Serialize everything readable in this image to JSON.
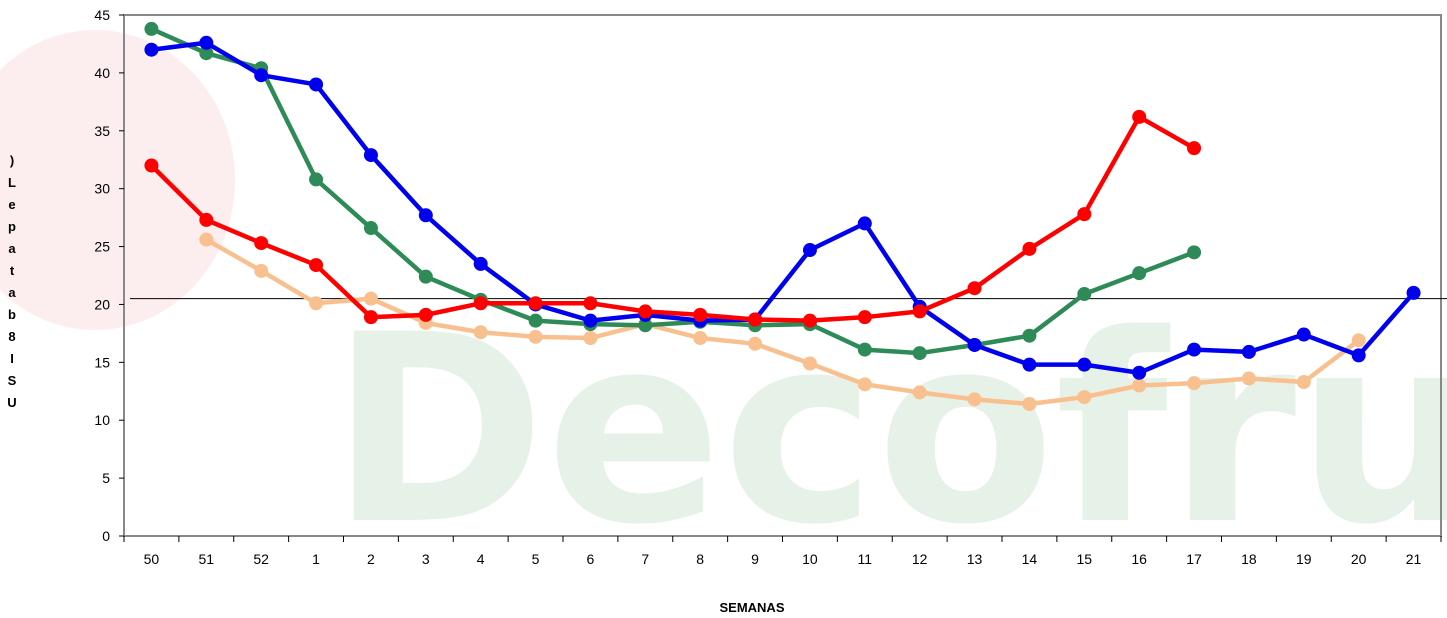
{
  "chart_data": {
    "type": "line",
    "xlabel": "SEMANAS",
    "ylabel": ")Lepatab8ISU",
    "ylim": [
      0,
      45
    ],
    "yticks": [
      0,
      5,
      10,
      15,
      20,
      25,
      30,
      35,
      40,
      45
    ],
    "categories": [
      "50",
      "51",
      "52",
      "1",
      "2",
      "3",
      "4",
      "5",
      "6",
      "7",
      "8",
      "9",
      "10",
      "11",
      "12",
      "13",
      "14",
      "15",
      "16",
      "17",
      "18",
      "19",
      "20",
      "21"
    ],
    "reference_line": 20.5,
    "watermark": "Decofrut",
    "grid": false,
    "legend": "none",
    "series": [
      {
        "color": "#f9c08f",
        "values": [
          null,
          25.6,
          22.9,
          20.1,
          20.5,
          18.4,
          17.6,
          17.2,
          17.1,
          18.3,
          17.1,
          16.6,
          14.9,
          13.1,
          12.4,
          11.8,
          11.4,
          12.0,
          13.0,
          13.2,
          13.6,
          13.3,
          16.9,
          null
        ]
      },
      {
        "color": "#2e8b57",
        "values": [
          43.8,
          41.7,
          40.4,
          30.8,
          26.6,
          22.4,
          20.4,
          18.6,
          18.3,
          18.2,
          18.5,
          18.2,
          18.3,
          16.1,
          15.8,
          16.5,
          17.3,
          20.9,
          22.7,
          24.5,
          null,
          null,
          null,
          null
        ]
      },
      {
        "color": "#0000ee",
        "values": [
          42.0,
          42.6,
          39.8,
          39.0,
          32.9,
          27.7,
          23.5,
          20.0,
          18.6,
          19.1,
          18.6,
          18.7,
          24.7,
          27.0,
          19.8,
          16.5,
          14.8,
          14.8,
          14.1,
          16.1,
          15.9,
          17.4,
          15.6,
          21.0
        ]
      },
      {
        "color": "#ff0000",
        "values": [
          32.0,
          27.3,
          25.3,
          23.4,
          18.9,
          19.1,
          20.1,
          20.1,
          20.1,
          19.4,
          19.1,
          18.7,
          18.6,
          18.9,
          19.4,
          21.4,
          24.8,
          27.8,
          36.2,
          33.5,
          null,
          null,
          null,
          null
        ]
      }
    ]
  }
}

########################################

Reproduce every line exactly and omit all pictures.

Serialize everything readable in this image to JSON.
{
  "chart_data": {
    "type": "line",
    "xlabel": "SEMANAS",
    "ylabel": ")Lepatab8ISU",
    "ylim": [
      0,
      45
    ],
    "yticks": [
      0,
      5,
      10,
      15,
      20,
      25,
      30,
      35,
      40,
      45
    ],
    "categories": [
      "50",
      "51",
      "52",
      "1",
      "2",
      "3",
      "4",
      "5",
      "6",
      "7",
      "8",
      "9",
      "10",
      "11",
      "12",
      "13",
      "14",
      "15",
      "16",
      "17",
      "18",
      "19",
      "20",
      "21"
    ],
    "reference_line": 20.5,
    "watermark": "Decofrut",
    "grid": false,
    "legend": "none",
    "series": [
      {
        "color": "#f9c08f",
        "values": [
          null,
          25.6,
          22.9,
          20.1,
          20.5,
          18.4,
          17.6,
          17.2,
          17.1,
          18.3,
          17.1,
          16.6,
          14.9,
          13.1,
          12.4,
          11.8,
          11.4,
          12.0,
          13.0,
          13.2,
          13.6,
          13.3,
          16.9,
          null
        ]
      },
      {
        "color": "#2e8b57",
        "values": [
          43.8,
          41.7,
          40.4,
          30.8,
          26.6,
          22.4,
          20.4,
          18.6,
          18.3,
          18.2,
          18.5,
          18.2,
          18.3,
          16.1,
          15.8,
          16.5,
          17.3,
          20.9,
          22.7,
          24.5,
          null,
          null,
          null,
          null
        ]
      },
      {
        "color": "#0000ee",
        "values": [
          42.0,
          42.6,
          39.8,
          39.0,
          32.9,
          27.7,
          23.5,
          20.0,
          18.6,
          19.1,
          18.6,
          18.7,
          24.7,
          27.0,
          19.8,
          16.5,
          14.8,
          14.8,
          14.1,
          16.1,
          15.9,
          17.4,
          15.6,
          21.0
        ]
      },
      {
        "color": "#ff0000",
        "values": [
          32.0,
          27.3,
          25.3,
          23.4,
          18.9,
          19.1,
          20.1,
          20.1,
          20.1,
          19.4,
          19.1,
          18.7,
          18.6,
          18.9,
          19.4,
          21.4,
          24.8,
          27.8,
          36.2,
          33.5,
          null,
          null,
          null,
          null
        ]
      }
    ]
  }
}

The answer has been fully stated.